— start of Data to use —

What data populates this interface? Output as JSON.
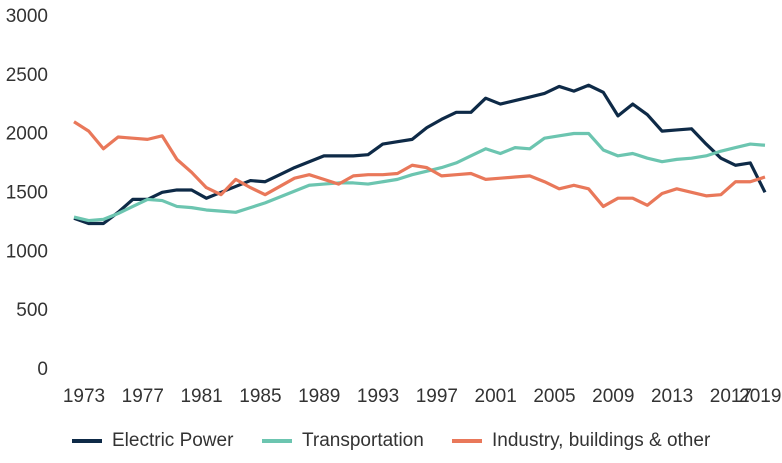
{
  "chart_data": {
    "type": "line",
    "x": [
      1973,
      1974,
      1975,
      1976,
      1977,
      1978,
      1979,
      1980,
      1981,
      1982,
      1983,
      1984,
      1985,
      1986,
      1987,
      1988,
      1989,
      1990,
      1991,
      1992,
      1993,
      1994,
      1995,
      1996,
      1997,
      1998,
      1999,
      2000,
      2001,
      2002,
      2003,
      2004,
      2005,
      2006,
      2007,
      2008,
      2009,
      2010,
      2011,
      2012,
      2013,
      2014,
      2015,
      2016,
      2017,
      2018,
      2019,
      2020
    ],
    "series": [
      {
        "name": "Electric Power",
        "color": "#0e2a47",
        "values": [
          1290,
          1245,
          1245,
          1340,
          1450,
          1450,
          1510,
          1530,
          1530,
          1460,
          1510,
          1560,
          1610,
          1600,
          1660,
          1720,
          1770,
          1820,
          1820,
          1820,
          1830,
          1920,
          1940,
          1960,
          2060,
          2130,
          2190,
          2190,
          2310,
          2260,
          2290,
          2320,
          2350,
          2410,
          2370,
          2420,
          2360,
          2160,
          2260,
          2170,
          2030,
          2040,
          2050,
          1920,
          1800,
          1740,
          1760,
          1510
        ]
      },
      {
        "name": "Transportation",
        "color": "#6cc5b0",
        "values": [
          1300,
          1270,
          1280,
          1330,
          1390,
          1450,
          1440,
          1390,
          1380,
          1360,
          1350,
          1340,
          1380,
          1420,
          1470,
          1520,
          1570,
          1580,
          1590,
          1590,
          1580,
          1600,
          1620,
          1660,
          1690,
          1720,
          1760,
          1820,
          1880,
          1840,
          1890,
          1880,
          1970,
          1990,
          2010,
          2010,
          1870,
          1820,
          1840,
          1800,
          1770,
          1790,
          1800,
          1820,
          1860,
          1890,
          1920,
          1910
        ]
      },
      {
        "name": "Industry, buildings & other",
        "color": "#e9785a",
        "values": [
          2110,
          2030,
          1880,
          1980,
          1970,
          1960,
          1990,
          1790,
          1680,
          1550,
          1490,
          1620,
          1550,
          1490,
          1560,
          1630,
          1660,
          1620,
          1580,
          1650,
          1660,
          1660,
          1670,
          1740,
          1720,
          1650,
          1660,
          1670,
          1620,
          1630,
          1640,
          1650,
          1600,
          1540,
          1570,
          1540,
          1390,
          1460,
          1460,
          1400,
          1500,
          1540,
          1510,
          1480,
          1490,
          1600,
          1600,
          1640
        ]
      }
    ],
    "xlim": [
      1973,
      2020
    ],
    "xticks": [
      1973,
      1977,
      1981,
      1985,
      1989,
      1993,
      1997,
      2001,
      2005,
      2009,
      2013,
      2017,
      2019
    ],
    "ylim": [
      0,
      3000
    ],
    "yticks": [
      0,
      500,
      1000,
      1500,
      2000,
      2500,
      3000
    ],
    "grid": false,
    "legend": "bottom"
  }
}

— end of Data to use —

Reproduce the records above exactly, leaving out every picture they contain.

What data populates this interface? Output as JSON.
{
  "chart_data": {
    "type": "line",
    "x": [
      1973,
      1974,
      1975,
      1976,
      1977,
      1978,
      1979,
      1980,
      1981,
      1982,
      1983,
      1984,
      1985,
      1986,
      1987,
      1988,
      1989,
      1990,
      1991,
      1992,
      1993,
      1994,
      1995,
      1996,
      1997,
      1998,
      1999,
      2000,
      2001,
      2002,
      2003,
      2004,
      2005,
      2006,
      2007,
      2008,
      2009,
      2010,
      2011,
      2012,
      2013,
      2014,
      2015,
      2016,
      2017,
      2018,
      2019,
      2020
    ],
    "series": [
      {
        "name": "Electric Power",
        "color": "#0e2a47",
        "values": [
          1290,
          1245,
          1245,
          1340,
          1450,
          1450,
          1510,
          1530,
          1530,
          1460,
          1510,
          1560,
          1610,
          1600,
          1660,
          1720,
          1770,
          1820,
          1820,
          1820,
          1830,
          1920,
          1940,
          1960,
          2060,
          2130,
          2190,
          2190,
          2310,
          2260,
          2290,
          2320,
          2350,
          2410,
          2370,
          2420,
          2360,
          2160,
          2260,
          2170,
          2030,
          2040,
          2050,
          1920,
          1800,
          1740,
          1760,
          1510
        ]
      },
      {
        "name": "Transportation",
        "color": "#6cc5b0",
        "values": [
          1300,
          1270,
          1280,
          1330,
          1390,
          1450,
          1440,
          1390,
          1380,
          1360,
          1350,
          1340,
          1380,
          1420,
          1470,
          1520,
          1570,
          1580,
          1590,
          1590,
          1580,
          1600,
          1620,
          1660,
          1690,
          1720,
          1760,
          1820,
          1880,
          1840,
          1890,
          1880,
          1970,
          1990,
          2010,
          2010,
          1870,
          1820,
          1840,
          1800,
          1770,
          1790,
          1800,
          1820,
          1860,
          1890,
          1920,
          1910
        ]
      },
      {
        "name": "Industry, buildings & other",
        "color": "#e9785a",
        "values": [
          2110,
          2030,
          1880,
          1980,
          1970,
          1960,
          1990,
          1790,
          1680,
          1550,
          1490,
          1620,
          1550,
          1490,
          1560,
          1630,
          1660,
          1620,
          1580,
          1650,
          1660,
          1660,
          1670,
          1740,
          1720,
          1650,
          1660,
          1670,
          1620,
          1630,
          1640,
          1650,
          1600,
          1540,
          1570,
          1540,
          1390,
          1460,
          1460,
          1400,
          1500,
          1540,
          1510,
          1480,
          1490,
          1600,
          1600,
          1640
        ]
      }
    ],
    "xlim": [
      1973,
      2020
    ],
    "xticks": [
      1973,
      1977,
      1981,
      1985,
      1989,
      1993,
      1997,
      2001,
      2005,
      2009,
      2013,
      2017,
      2019
    ],
    "ylim": [
      0,
      3000
    ],
    "yticks": [
      0,
      500,
      1000,
      1500,
      2000,
      2500,
      3000
    ],
    "grid": false,
    "legend": "bottom"
  }
}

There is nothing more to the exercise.